See the result in the figures below.

Staircase Plot and Pie Diagram Example

Staircase Plot and Pie Diagram Example



Each element in the pie diagram is given in percent of the whole vector sum x. For a staircase plot the elements in vector x is plotted versus the index.

  • pie(x,explode) is used to specify slices that should be pulled out from the pie. The vector EXPLODE must be the same size as X. The slices where EXPLODE is non-zero will be pulled out.
  • pie(x,labels) is used to label each pie slice with cell array LABELS. LABELS must be the same size as X and can only contain strings.
>> pie([ 2 4 3 5],{'North','South','East','West'})

Several of the commands that we have presented here can also be used in three dimensions. The commands are changed to: bar3(x), stem3(x) and pie3(x). Try them.

Statistics Commands in Matlab

We will now focus on some commands for statistics. These are needed to evaluate measured data. There are also some functions that can be added in your figure window as well. Let’s start with some simple commands, but to use them we need to have some repetition of different concepts.

  • Mean value:

    Assume a vector x=[ 1 2 3 4 5]. Sum the elements and divide with the number of elements. In Matlab: mean(x)

» WHAT THE TASK REQUIRES: Copy the stretch of the Matlab plotting excerpt from "Statistics Commands in" through "of different concepts.", word for word. Rely only on the Matlab plotting excerpt.

» ENTRIES:
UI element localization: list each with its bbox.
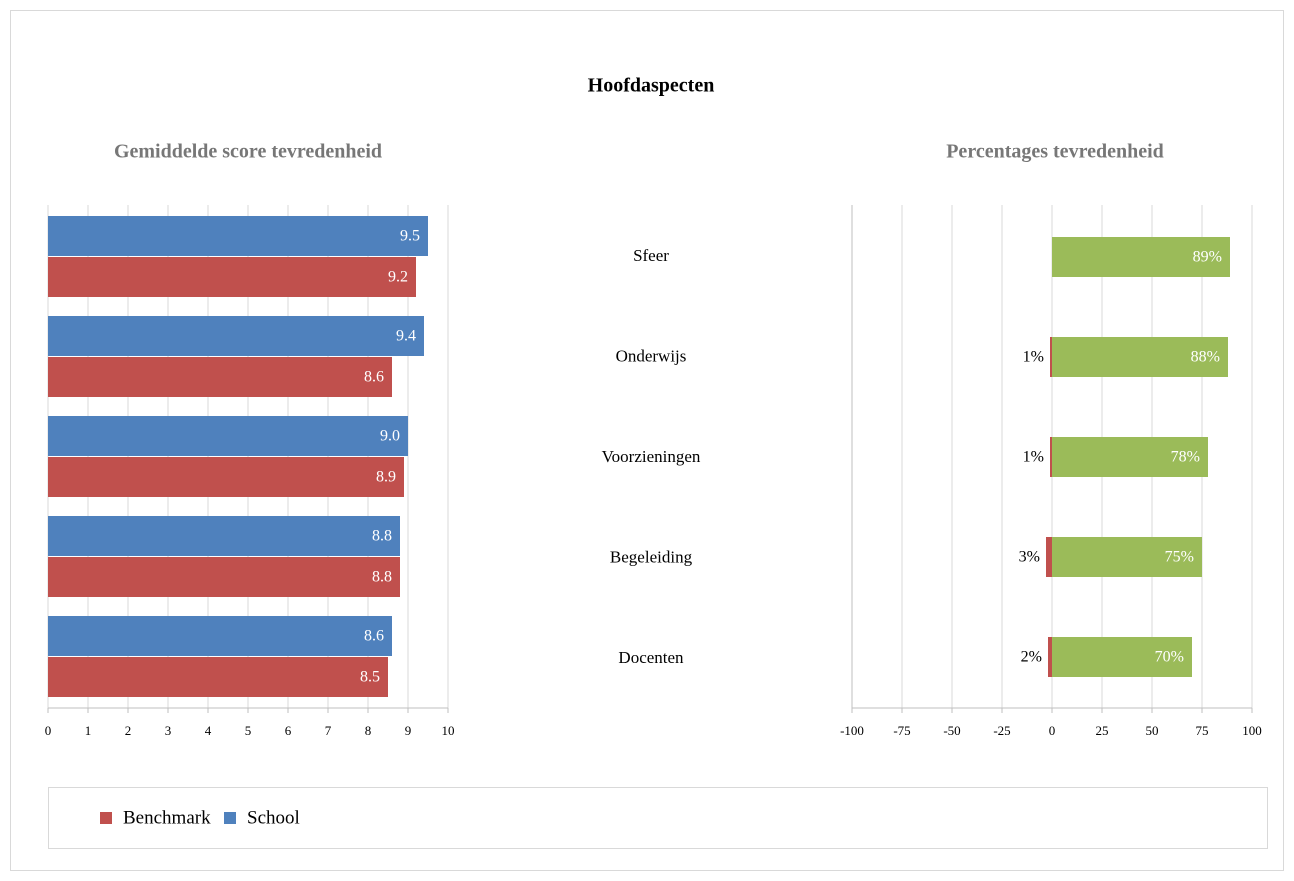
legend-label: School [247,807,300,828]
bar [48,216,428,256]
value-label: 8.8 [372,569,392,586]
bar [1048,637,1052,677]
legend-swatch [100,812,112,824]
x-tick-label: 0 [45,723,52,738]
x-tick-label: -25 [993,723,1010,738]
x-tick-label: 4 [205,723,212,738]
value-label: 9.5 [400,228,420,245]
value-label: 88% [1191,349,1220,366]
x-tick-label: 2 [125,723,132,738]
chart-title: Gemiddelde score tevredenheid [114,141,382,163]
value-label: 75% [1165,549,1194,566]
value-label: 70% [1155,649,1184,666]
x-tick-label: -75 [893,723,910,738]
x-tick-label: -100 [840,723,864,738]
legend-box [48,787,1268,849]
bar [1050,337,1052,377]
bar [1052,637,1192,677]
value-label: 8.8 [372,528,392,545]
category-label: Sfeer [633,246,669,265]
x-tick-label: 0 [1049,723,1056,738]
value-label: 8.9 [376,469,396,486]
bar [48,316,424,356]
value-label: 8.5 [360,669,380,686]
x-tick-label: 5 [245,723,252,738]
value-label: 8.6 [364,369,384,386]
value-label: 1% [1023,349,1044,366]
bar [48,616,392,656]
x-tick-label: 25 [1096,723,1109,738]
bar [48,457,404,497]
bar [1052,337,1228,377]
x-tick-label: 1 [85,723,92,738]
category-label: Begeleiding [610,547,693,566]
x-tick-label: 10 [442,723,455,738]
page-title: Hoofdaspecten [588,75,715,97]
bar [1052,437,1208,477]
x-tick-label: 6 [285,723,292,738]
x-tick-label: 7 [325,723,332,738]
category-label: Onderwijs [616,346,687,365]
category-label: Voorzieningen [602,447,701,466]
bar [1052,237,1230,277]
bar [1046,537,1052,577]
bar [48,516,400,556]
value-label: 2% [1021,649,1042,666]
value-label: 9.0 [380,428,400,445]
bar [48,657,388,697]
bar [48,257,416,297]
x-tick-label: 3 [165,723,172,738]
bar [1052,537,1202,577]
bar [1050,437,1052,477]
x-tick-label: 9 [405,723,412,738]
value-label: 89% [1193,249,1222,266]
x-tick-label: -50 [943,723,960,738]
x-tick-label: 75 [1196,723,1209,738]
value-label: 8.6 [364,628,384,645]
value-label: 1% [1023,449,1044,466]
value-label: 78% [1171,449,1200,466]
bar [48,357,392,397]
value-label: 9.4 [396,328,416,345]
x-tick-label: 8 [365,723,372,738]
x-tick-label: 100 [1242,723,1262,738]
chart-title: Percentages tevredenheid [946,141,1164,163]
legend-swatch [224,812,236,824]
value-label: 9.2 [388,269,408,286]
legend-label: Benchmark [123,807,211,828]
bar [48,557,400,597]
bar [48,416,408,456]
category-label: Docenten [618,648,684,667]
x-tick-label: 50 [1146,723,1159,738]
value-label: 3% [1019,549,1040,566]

» RESPONSE TO THE TASK:
Statistics Commands in Matlab

We will now focus on some commands for statistics. These are needed to evaluate measured data. There are also some functions that can be added in your figure window as well. Let’s start with some simple commands, but to use them we need to have some repetition of different concepts.